Excerpts from a figure dataset

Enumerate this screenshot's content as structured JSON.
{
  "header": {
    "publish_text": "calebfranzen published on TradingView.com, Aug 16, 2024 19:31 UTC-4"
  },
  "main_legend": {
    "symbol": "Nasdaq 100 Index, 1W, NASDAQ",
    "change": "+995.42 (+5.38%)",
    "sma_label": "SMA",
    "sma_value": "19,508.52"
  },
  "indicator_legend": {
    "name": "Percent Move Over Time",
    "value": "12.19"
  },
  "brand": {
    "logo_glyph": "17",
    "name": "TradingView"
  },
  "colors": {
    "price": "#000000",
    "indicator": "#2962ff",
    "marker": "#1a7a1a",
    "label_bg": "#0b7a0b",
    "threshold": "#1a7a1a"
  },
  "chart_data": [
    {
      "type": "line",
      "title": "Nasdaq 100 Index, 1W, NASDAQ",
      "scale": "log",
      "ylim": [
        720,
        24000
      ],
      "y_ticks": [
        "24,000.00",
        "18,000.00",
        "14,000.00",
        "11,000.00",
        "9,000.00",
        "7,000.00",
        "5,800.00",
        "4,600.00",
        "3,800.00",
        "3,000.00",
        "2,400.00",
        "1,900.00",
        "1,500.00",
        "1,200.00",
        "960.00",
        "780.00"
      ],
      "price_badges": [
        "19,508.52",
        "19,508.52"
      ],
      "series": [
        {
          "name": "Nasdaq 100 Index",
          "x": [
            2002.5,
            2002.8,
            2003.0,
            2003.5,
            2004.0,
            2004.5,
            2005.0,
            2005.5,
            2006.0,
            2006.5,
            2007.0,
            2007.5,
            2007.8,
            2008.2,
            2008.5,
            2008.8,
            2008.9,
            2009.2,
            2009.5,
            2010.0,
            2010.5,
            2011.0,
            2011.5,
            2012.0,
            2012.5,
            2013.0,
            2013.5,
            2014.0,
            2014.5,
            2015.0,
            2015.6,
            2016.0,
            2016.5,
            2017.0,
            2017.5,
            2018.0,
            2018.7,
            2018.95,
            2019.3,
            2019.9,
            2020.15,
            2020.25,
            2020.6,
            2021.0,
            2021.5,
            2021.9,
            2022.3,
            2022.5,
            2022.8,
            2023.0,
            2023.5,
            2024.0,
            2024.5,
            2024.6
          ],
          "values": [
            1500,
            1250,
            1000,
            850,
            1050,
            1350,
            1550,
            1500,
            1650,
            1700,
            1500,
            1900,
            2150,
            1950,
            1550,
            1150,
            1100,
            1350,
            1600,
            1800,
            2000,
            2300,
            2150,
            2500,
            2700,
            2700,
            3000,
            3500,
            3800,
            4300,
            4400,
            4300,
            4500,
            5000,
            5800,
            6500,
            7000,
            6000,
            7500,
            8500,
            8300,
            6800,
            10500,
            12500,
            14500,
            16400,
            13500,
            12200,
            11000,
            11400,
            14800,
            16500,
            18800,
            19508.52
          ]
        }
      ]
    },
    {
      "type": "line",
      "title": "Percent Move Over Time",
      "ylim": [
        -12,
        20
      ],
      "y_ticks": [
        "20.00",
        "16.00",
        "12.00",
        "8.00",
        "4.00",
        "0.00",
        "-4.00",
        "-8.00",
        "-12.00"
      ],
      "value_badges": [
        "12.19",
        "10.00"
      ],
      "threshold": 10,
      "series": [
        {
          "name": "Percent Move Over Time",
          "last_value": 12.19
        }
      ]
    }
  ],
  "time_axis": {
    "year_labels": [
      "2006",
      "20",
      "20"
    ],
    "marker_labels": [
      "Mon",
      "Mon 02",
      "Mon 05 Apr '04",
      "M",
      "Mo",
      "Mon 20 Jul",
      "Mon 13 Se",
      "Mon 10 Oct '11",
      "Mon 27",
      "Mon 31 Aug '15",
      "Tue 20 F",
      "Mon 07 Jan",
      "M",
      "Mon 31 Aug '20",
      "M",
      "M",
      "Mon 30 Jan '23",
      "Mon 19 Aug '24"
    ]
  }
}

### [Written request]
Copy out every line where the word "title" occurs.

### [Task solution]
      "title": "Nasdaq 100 Index, 1W, NASDAQ",
      "title": "Percent Move Over Time",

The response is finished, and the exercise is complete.